### Rows
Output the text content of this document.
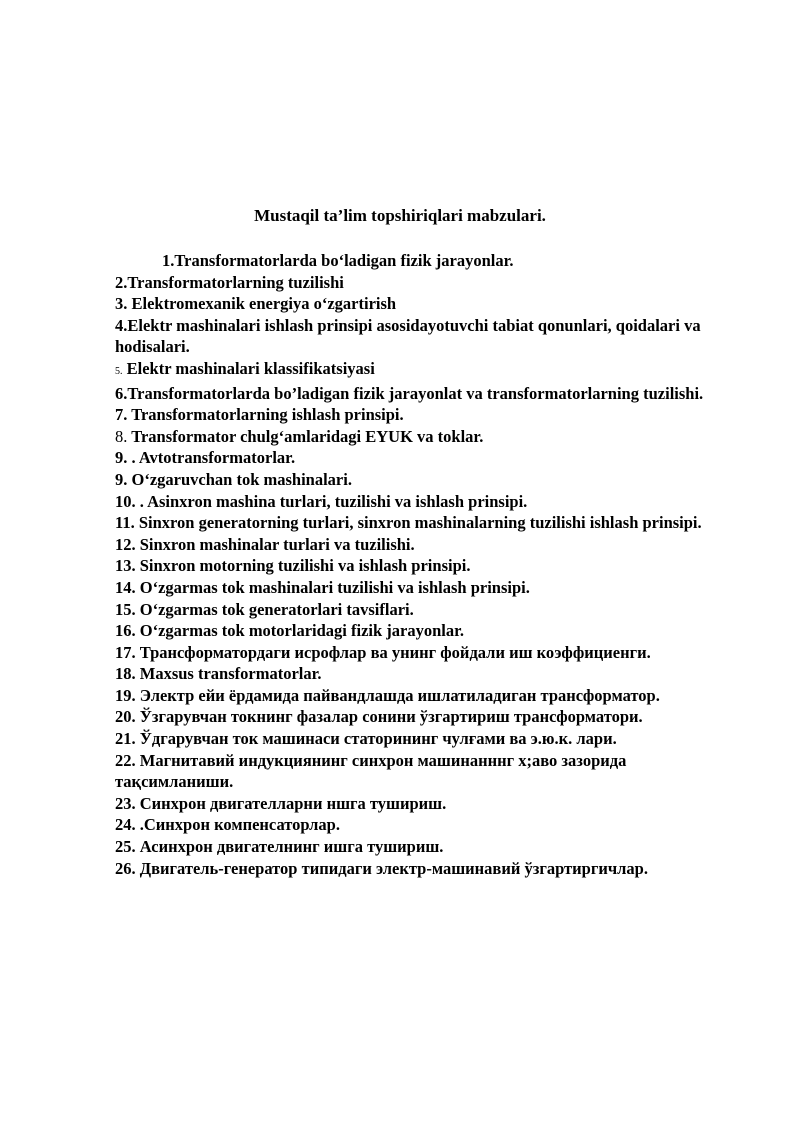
Mustaqil ta’lim topshiriqlari mabzulari.
1.Transformatorlarda bo‘ladigan fizik jarayonlar.
2.Transformatorlarning tuzilishi
3. Elektromexanik energiya o‘zgartirish
4.Elektr mashinalari ishlash prinsipi asosidayotuvchi tabiat qonunlari, qoidalari va hodisalari.
5. Elektr mashinalari klassifikatsiyasi
6.Transformatorlarda bo’ladigan fizik jarayonlat va transformatorlarning tuzilishi.
7. Transformatorlarning ishlash prinsipi.
8. Transformator chulg‘amlaridagi EYUK va toklar.
9. . Avtotransformatorlar.
9. O‘zgaruvchan tok mashinalari.
10. . Asinxron mashina turlari, tuzilishi va ishlash prinsipi.
11. Sinxron generatorning turlari, sinxron mashinalarning tuzilishi ishlash prinsipi.
12. Sinxron mashinalar turlari va tuzilishi.
13. Sinxron motorning tuzilishi va ishlash prinsipi.
14. O‘zgarmas tok mashinalari tuzilishi va ishlash prinsipi.
15. O‘zgarmas tok generatorlari tavsiflari.
16. O‘zgarmas tok motorlaridagi fizik jarayonlar.
17. Трансформатордаги исрофлар ва унинг фойдали иш коэффициенги.
18. Maxsus transformatorlar.
19. Электр ейи ёрдамида пайвандлашда ишлатиладиган трансформатор.
20. Ўзгарувчан токнинг фазалар сонини ўзгартириш трансформатори.
21. Ўдгарувчан ток машинаси статорининг чулғами ва э.ю.к. лари.
22. Магнитавий индукциянинг синхрон машинанннг х;аво зазорида тақсимланиши.
23. Синхрон двигателларни ншга тушириш.
24. .Синхрон компенсаторлар.
25. Асинхрон двигателнинг ишга тушириш.
26. Двигатель-генератор типидаги электр-машинавий ўзгартиргичлар.
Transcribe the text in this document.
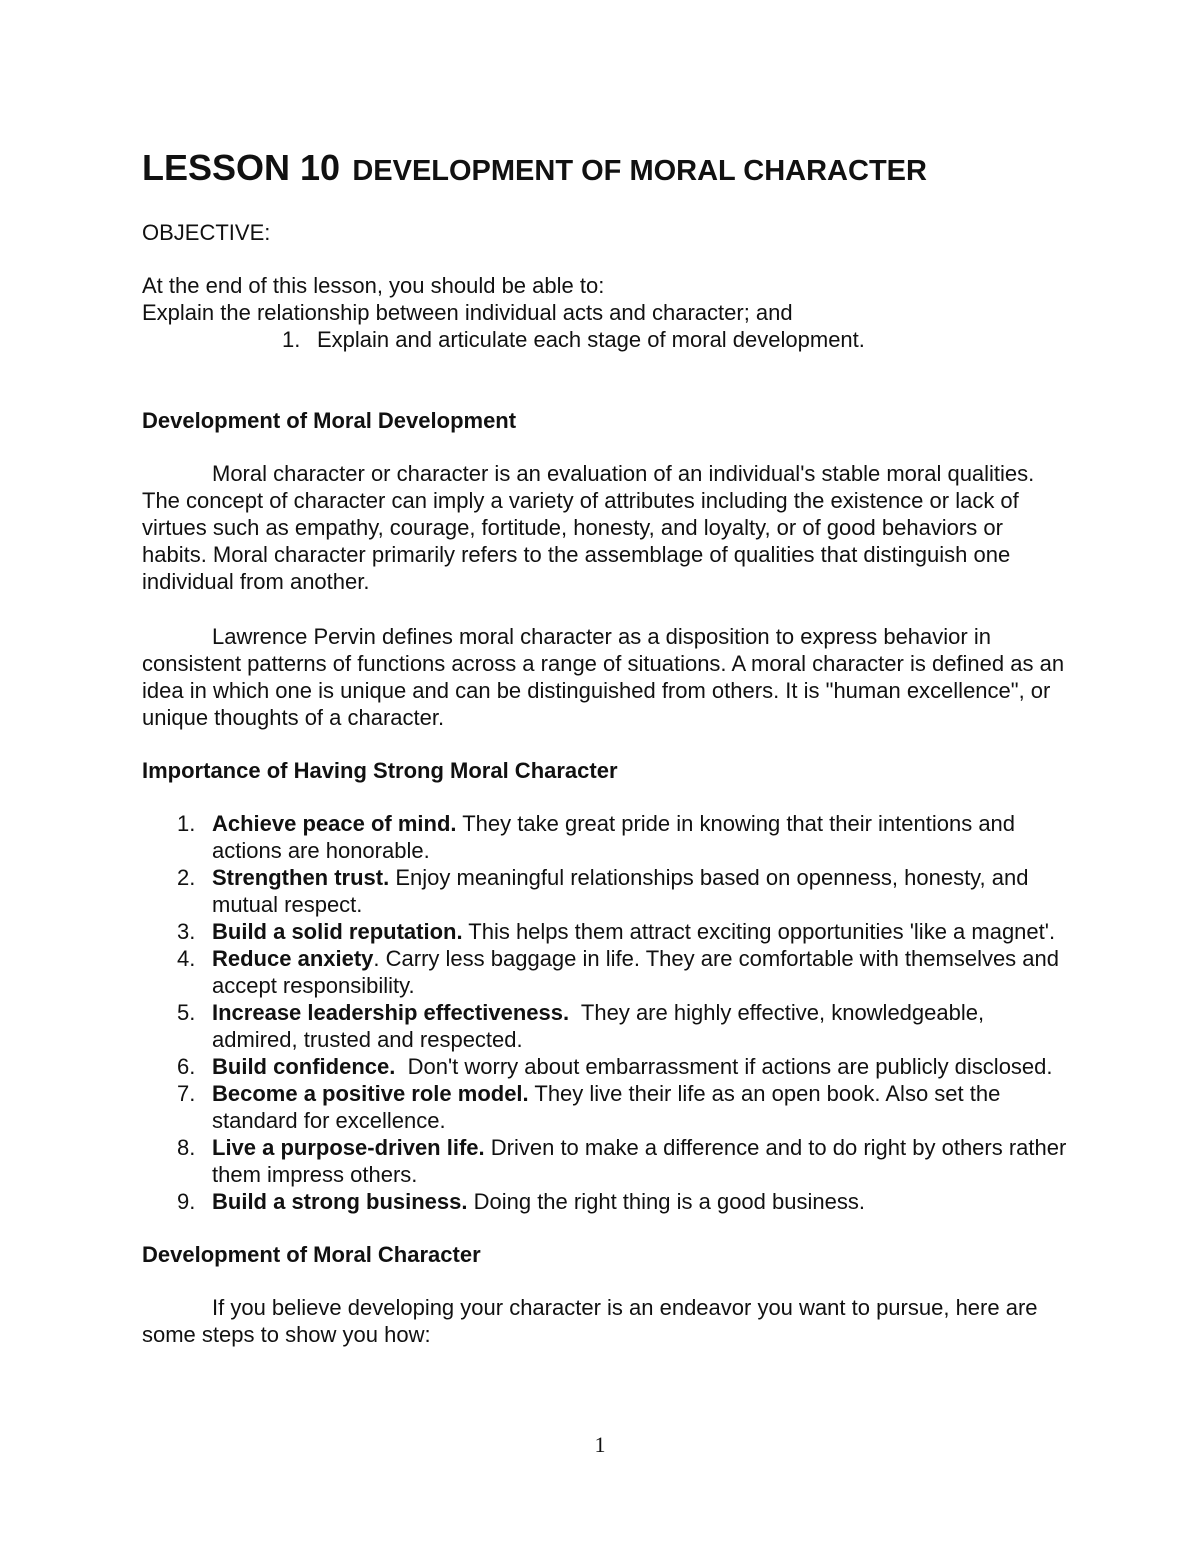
LESSON 10 DEVELOPMENT OF MORAL CHARACTER

OBJECTIVE:

At the end of this lesson, you should be able to:

Explain the relationship between individual acts and character; and

1. Explain and articulate each stage of moral development.
Development of Moral Development

Moral character or character is an evaluation of an individual's stable moral qualities. The concept of character can imply a variety of attributes including the existence or lack of virtues such as empathy, courage, fortitude, honesty, and loyalty, or of good behaviors or habits. Moral character primarily refers to the assemblage of qualities that distinguish one individual from another.

Lawrence Pervin defines moral character as a disposition to express behavior in consistent patterns of functions across a range of situations. A moral character is defined as an idea in which one is unique and can be distinguished from others. It is "human excellence", or unique thoughts of a character.

Importance of Having Strong Moral Character
1. Achieve peace of mind. They take great pride in knowing that their intentions and actions are honorable.
2. Strengthen trust. Enjoy meaningful relationships based on openness, honesty, and mutual respect.
3. Build a solid reputation. This helps them attract exciting opportunities 'like a magnet'.
4. Reduce anxiety. Carry less baggage in life. They are comfortable with themselves and accept responsibility.
5. Increase leadership effectiveness.  They are highly effective, knowledgeable, admired, trusted and respected.
6. Build confidence.  Don't worry about embarrassment if actions are publicly disclosed.
7. Become a positive role model. They live their life as an open book. Also set the standard for excellence.
8. Live a purpose-driven life. Driven to make a difference and to do right by others rather them impress others.
9. Build a strong business. Doing the right thing is a good business.
Development of Moral Character

If you believe developing your character is an endeavor you want to pursue, here are some steps to show you how:

1
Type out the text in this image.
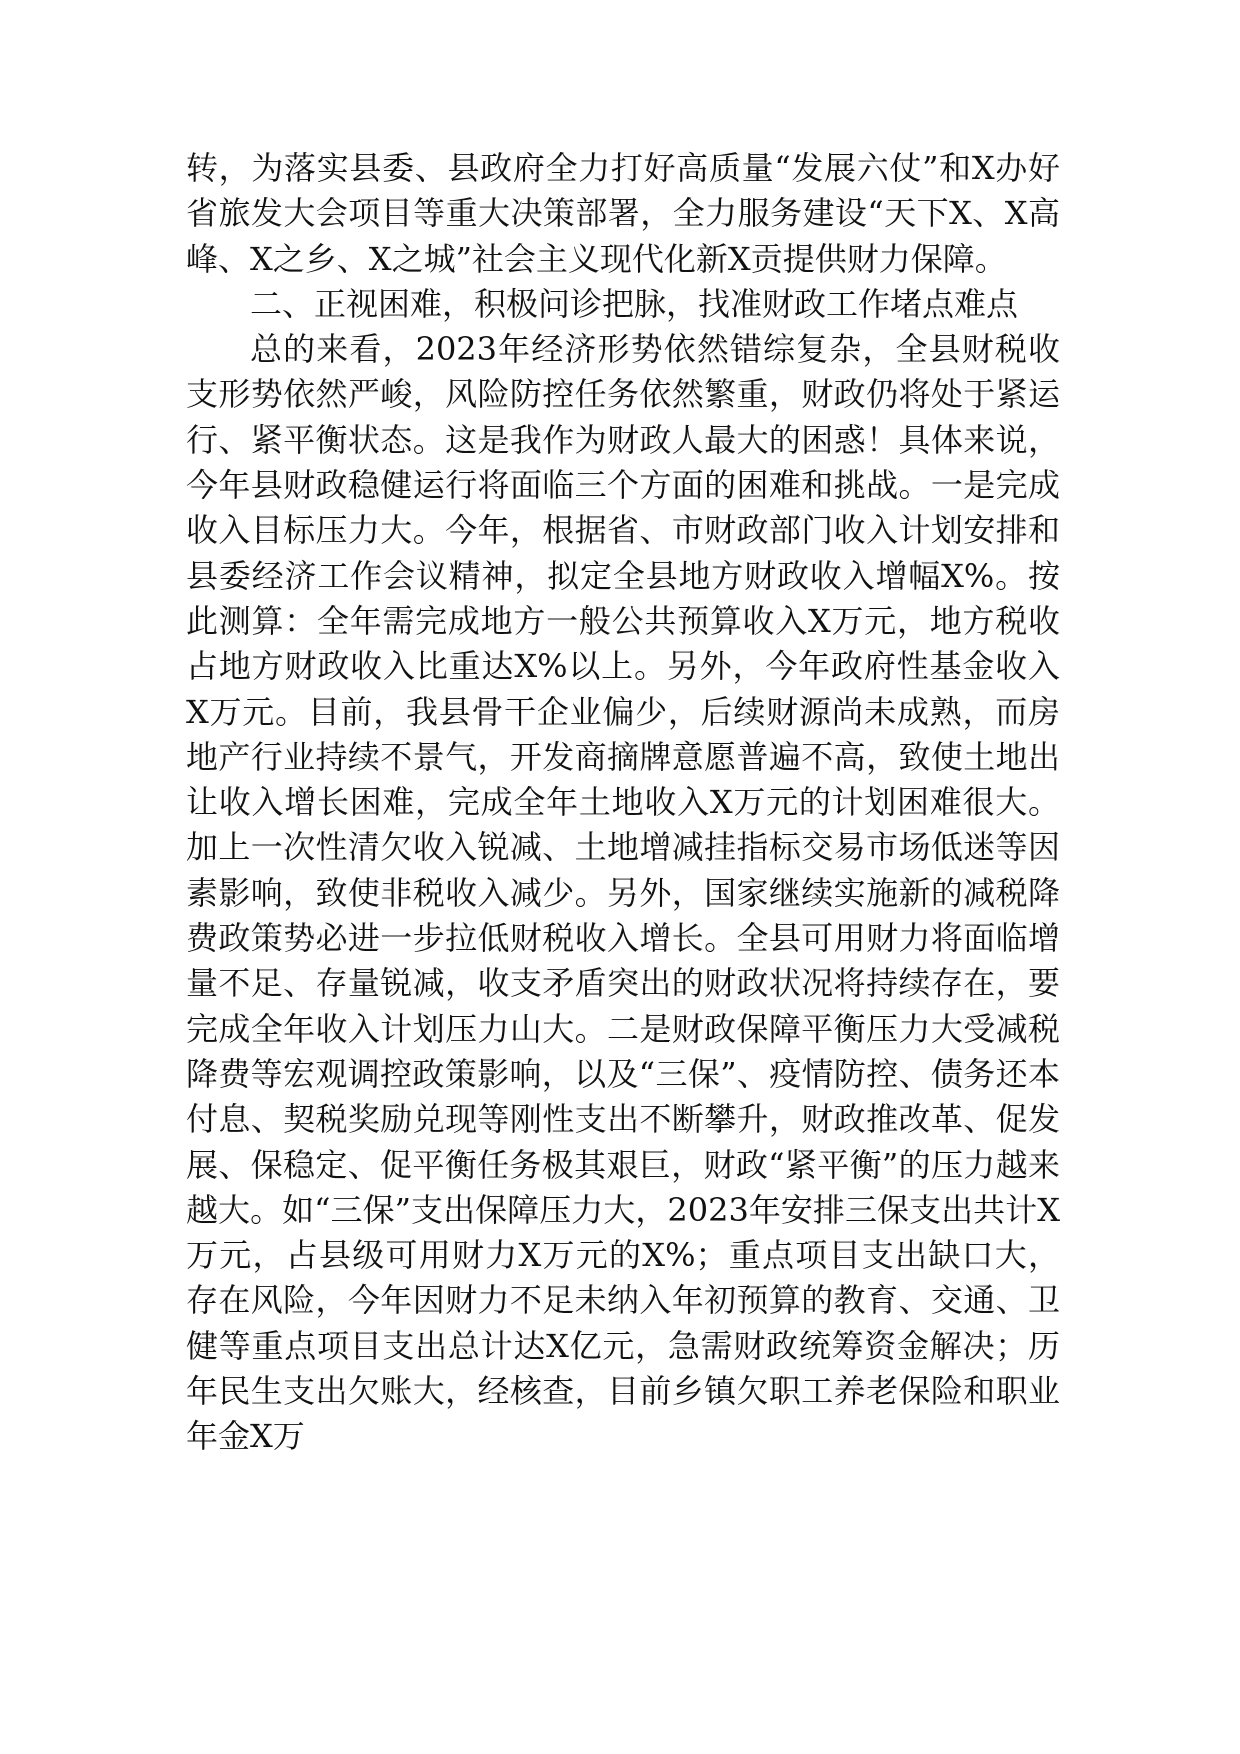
转，为落实县委、县政府全力打好高质量“发展六仗”和X办好省旅发大会项目等重大决策部署，全力服务建设“天下X、X高峰、X之乡、X之城”社会主义现代化新X贡提供财力保障。

二、正视困难，积极问诊把脉，找准财政工作堵点难点

总的来看，2023年经济形势依然错综复杂，全县财税收支形势依然严峻，风险防控任务依然繁重，财政仍将处于紧运行、紧平衡状态。这是我作为财政人最大的困惑！具体来说，今年县财政稳健运行将面临三个方面的困难和挑战。一是完成收入目标压力大。今年，根据省、市财政部门收入计划安排和县委经济工作会议精神，拟定全县地方财政收入增幅X%。按此测算：全年需完成地方一般公共预算收入X万元，地方税收占地方财政收入比重达X%以上。另外，今年政府性基金收入X万元。目前，我县骨干企业偏少，后续财源尚未成熟，而房地产行业持续不景气，开发商摘牌意愿普遍不高，致使土地出让收入增长困难，完成全年土地收入X万元的计划困难很大。加上一次性清欠收入锐减、土地增减挂指标交易市场低迷等因素影响，致使非税收入减少。另外，国家继续实施新的减税降费政策势必进一步拉低财税收入增长。全县可用财力将面临增量不足、存量锐减，收支矛盾突出的财政状况将持续存在，要完成全年收入计划压力山大。二是财政保障平衡压力大受减税降费等宏观调控政策影响，以及“三保”、疫情防控、债务还本付息、契税奖励兑现等刚性支出不断攀升，财政推改革、促发展、保稳定、促平衡任务极其艰巨，财政“紧平衡”的压力越来越大。如“三保”支出保障压力大，2023年安排三保支出共计X万元，占县级可用财力X万元的X%；重点项目支出缺口大，存在风险，今年因财力不足未纳入年初预算的教育、交通、卫健等重点项目支出总计达X亿元，急需财政统筹资金解决；历年民生支出欠账大，经核查，目前乡镇欠职工养老保险和职业年金X万
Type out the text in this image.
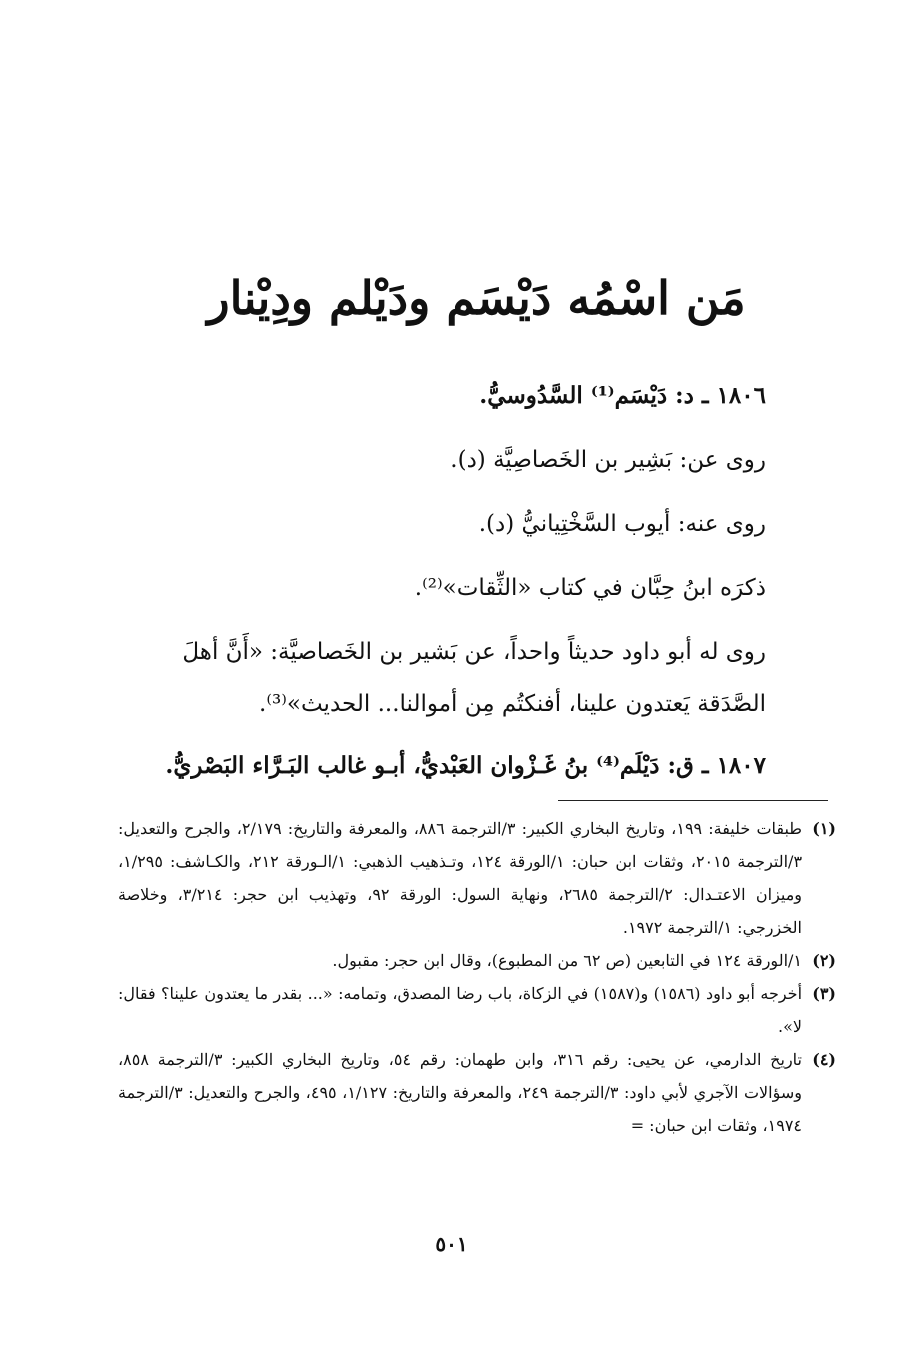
مَن اسْمُه دَيْسَم ودَيْلم ودِيْنار

١٨٠٦ ـ د: دَيْسَم⁽¹⁾ السَّدُوسيُّ.

روى عن: بَشِير بن الخَصاصِيَّة (د).

روى عنه: أيوب السَّخْتِيانيُّ (د).

ذكرَه ابنُ حِبَّان في كتاب «الثِّقات»⁽²⁾.

روى له أبو داود حديثاً واحداً، عن بَشير بن الخَصاصيَّة: «أَنَّ أهلَ

الصَّدَقة يَعتدون علينا، أفنكتُم مِن أموالنا... الحديث»⁽³⁾.

١٨٠٧ ـ ق: دَيْلَم⁽⁴⁾ بنُ غَـزْوان العَبْديُّ، أبـو غالب البَـرَّاء البَصْريُّ.

(١)
طبقات خليفة: ١٩٩، وتاريخ البخاري الكبير: ٣/الترجمة ٨٨٦، والمعرفة والتاريخ: ٢/١٧٩، والجرح والتعديل: ٣/الترجمة ٢٠١٥، وثقات ابن حبان: ١/الورقة ١٢٤، وتـذهيب الذهبي: ١/الـورقة ٢١٢، والكـاشف: ١/٢٩٥، وميزان الاعتـدال: ٢/الترجمة ٢٦٨٥، ونهاية السول: الورقة ٩٢، وتهذيب ابن حجر: ٣/٢١٤، وخلاصة الخزرجي: ١/الترجمة ١٩٧٢.
(٢)
١/الورقة ١٢٤ في التابعين (ص ٦٢ من المطبوع)، وقال ابن حجر: مقبول.
(٣)
أخرجه أبو داود (١٥٨٦) و(١٥٨٧) في الزكاة، باب رضا المصدق، وتمامه: «... بقدر ما يعتدون علينا؟ فقال: لا».
(٤)
تاريخ الدارمي، عن يحيى: رقم ٣١٦، وابن طهمان: رقم ٥٤، وتاريخ البخاري الكبير: ٣/الترجمة ٨٥٨، وسؤالات الآجري لأبي داود: ٣/الترجمة ٢٤٩، والمعرفة والتاريخ: ١/١٢٧، ٤٩٥، والجرح والتعديل: ٣/الترجمة ١٩٧٤، وثقات ابن حبان: =
٥٠١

### Prompt
Each line in the data that holds the string "ladigan" should be found and copied.

### Result of this task
1.Transformatorlarda bo‘ladigan fizik jarayonlar.
6.Transformatorlarda bo’ladigan fizik jarayonlat va transformatorlarning tuzilishi.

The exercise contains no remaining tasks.